◆ **Exercise aim**
List each line of the data that holds the string "name".

======== Extracted records ========

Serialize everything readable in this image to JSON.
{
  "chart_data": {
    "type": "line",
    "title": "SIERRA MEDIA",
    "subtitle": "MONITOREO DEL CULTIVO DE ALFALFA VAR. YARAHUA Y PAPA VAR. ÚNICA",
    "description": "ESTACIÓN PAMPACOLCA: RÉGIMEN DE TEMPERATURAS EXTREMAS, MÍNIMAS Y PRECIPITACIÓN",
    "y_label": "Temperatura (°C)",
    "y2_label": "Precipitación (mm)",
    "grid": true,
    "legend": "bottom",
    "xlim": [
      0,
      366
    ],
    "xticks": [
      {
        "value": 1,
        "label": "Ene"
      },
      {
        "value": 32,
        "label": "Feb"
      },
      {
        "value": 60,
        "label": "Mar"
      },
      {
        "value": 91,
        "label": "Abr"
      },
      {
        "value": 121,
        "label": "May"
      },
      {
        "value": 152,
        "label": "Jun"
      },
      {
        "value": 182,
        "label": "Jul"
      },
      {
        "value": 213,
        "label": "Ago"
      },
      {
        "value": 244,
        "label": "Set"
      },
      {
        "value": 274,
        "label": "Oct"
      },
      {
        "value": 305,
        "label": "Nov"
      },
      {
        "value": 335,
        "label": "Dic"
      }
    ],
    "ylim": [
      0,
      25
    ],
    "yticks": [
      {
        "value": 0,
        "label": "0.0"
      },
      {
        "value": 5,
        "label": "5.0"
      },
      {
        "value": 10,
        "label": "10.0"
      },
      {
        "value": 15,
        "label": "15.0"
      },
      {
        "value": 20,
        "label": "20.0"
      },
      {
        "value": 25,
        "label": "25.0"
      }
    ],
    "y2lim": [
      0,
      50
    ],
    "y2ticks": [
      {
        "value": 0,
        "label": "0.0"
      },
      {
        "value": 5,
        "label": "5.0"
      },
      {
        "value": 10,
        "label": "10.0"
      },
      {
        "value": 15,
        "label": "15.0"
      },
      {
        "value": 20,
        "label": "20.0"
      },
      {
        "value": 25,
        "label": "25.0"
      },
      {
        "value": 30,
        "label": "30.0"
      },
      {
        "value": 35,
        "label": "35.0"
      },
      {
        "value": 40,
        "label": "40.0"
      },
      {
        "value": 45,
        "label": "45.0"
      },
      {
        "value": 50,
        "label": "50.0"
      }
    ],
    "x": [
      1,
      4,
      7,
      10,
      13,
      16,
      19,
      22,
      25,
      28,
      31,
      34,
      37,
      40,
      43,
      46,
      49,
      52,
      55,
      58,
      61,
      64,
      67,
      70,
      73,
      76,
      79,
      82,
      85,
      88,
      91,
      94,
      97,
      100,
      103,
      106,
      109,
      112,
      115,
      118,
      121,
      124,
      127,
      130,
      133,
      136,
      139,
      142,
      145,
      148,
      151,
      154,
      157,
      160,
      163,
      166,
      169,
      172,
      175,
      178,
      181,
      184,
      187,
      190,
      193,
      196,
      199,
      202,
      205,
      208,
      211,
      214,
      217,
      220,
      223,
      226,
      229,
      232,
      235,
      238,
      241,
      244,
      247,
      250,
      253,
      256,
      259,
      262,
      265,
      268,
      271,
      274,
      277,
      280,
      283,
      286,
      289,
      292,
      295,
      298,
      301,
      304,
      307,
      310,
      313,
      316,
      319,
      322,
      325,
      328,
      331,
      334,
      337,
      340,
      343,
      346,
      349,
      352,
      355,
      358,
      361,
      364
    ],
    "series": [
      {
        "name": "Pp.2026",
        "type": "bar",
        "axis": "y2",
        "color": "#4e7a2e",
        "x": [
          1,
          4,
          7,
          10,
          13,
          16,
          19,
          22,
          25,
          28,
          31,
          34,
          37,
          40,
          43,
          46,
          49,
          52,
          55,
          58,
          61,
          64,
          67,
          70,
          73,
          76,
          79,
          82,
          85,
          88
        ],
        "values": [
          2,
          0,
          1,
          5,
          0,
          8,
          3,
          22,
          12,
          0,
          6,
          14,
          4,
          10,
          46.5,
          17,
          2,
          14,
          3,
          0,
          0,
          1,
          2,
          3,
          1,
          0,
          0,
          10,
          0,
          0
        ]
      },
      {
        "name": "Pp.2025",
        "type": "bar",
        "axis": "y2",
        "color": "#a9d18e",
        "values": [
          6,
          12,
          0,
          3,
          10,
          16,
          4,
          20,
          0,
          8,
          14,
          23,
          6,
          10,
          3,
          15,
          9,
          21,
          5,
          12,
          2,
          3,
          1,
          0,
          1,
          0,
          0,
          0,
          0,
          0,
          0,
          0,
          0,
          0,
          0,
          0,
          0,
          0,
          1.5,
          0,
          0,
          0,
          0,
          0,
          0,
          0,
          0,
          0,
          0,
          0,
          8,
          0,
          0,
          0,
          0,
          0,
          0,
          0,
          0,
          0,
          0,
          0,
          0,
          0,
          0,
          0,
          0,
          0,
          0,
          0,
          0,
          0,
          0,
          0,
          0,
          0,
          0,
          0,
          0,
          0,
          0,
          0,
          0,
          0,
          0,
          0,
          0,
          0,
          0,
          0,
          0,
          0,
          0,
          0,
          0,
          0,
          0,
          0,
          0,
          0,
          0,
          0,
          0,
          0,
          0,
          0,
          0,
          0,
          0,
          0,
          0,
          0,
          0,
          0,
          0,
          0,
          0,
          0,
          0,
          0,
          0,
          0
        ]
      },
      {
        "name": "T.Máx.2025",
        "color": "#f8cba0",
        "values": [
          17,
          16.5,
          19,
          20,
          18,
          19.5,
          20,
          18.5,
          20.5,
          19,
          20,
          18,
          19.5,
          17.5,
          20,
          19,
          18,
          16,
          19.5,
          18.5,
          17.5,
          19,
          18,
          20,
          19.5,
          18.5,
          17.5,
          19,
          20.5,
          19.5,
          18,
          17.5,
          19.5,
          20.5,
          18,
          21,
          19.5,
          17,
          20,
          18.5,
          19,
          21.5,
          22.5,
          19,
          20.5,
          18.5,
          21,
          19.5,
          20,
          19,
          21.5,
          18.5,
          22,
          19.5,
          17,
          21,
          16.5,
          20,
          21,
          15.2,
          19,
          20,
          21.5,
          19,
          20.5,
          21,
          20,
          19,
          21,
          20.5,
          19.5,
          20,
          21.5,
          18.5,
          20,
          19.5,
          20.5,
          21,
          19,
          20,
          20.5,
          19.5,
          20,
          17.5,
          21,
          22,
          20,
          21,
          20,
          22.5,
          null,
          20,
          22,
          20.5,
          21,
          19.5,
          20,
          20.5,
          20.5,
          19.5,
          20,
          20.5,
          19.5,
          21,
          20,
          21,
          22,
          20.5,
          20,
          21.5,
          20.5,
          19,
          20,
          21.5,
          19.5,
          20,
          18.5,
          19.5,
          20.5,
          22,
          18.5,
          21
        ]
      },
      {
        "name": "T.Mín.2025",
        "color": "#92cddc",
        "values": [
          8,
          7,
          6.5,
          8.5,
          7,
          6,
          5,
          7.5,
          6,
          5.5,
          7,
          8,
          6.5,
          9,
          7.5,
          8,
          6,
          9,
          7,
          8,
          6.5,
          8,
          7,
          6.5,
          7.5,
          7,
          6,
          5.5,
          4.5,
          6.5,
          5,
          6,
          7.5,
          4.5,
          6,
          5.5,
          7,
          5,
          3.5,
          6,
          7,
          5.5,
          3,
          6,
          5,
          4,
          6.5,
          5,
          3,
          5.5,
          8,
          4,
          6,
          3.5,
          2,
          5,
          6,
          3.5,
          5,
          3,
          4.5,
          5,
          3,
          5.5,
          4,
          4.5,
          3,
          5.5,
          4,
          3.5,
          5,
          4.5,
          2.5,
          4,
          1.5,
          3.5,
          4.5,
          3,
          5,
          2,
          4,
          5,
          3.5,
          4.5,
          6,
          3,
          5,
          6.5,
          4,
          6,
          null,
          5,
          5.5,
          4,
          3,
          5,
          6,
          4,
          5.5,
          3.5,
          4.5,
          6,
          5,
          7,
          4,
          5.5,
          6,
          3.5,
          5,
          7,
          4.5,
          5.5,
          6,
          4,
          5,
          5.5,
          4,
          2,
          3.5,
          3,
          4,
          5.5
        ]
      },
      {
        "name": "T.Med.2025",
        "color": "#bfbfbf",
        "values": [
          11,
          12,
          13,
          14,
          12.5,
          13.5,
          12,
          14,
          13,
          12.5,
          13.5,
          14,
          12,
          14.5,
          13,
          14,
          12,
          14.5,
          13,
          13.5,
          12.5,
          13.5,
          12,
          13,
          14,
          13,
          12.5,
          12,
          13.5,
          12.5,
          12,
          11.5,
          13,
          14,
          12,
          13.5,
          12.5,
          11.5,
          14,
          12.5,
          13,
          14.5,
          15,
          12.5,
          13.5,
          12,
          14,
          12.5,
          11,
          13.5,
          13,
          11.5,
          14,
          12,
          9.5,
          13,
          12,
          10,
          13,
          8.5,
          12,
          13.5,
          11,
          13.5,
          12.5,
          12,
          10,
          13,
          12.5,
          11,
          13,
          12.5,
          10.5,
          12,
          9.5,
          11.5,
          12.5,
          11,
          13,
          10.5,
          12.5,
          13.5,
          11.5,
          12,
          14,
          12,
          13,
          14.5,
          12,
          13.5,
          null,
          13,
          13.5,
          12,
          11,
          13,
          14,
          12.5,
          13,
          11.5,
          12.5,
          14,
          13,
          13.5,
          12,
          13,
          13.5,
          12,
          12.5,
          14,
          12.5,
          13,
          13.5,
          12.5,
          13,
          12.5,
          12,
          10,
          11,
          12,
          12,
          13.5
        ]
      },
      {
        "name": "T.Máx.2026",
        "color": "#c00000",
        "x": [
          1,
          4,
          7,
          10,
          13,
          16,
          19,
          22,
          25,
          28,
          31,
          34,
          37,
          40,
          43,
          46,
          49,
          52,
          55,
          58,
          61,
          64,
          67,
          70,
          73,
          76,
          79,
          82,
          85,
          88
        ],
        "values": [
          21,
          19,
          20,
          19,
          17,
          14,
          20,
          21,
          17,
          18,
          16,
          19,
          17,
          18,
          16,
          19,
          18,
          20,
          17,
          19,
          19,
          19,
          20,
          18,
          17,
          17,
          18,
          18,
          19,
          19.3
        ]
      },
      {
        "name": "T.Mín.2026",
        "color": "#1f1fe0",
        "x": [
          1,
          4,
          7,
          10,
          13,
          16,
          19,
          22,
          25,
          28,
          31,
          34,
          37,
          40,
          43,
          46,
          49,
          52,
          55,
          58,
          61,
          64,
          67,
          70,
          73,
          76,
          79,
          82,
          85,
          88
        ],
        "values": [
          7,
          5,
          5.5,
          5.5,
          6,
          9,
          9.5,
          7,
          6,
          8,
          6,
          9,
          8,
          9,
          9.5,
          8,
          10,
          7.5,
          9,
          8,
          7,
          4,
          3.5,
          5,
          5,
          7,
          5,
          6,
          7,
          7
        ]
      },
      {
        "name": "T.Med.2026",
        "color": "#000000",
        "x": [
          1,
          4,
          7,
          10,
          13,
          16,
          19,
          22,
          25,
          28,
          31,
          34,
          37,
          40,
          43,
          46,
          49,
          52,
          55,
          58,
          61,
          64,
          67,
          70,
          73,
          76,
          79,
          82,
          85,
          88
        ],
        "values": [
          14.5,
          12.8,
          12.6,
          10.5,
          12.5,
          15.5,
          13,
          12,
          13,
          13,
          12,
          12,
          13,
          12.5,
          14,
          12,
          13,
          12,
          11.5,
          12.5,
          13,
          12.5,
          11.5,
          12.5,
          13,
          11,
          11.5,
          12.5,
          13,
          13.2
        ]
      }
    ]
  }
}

========

◆ **Output of the exercise**
        "name": "Pp.2026",
        "name": "Pp.2025",
        "name": "T.Máx.2025",
        "name": "T.Mín.2025",
        "name": "T.Med.2025",
        "name": "T.Máx.2026",
        "name": "T.Mín.2026",
        "name": "T.Med.2026",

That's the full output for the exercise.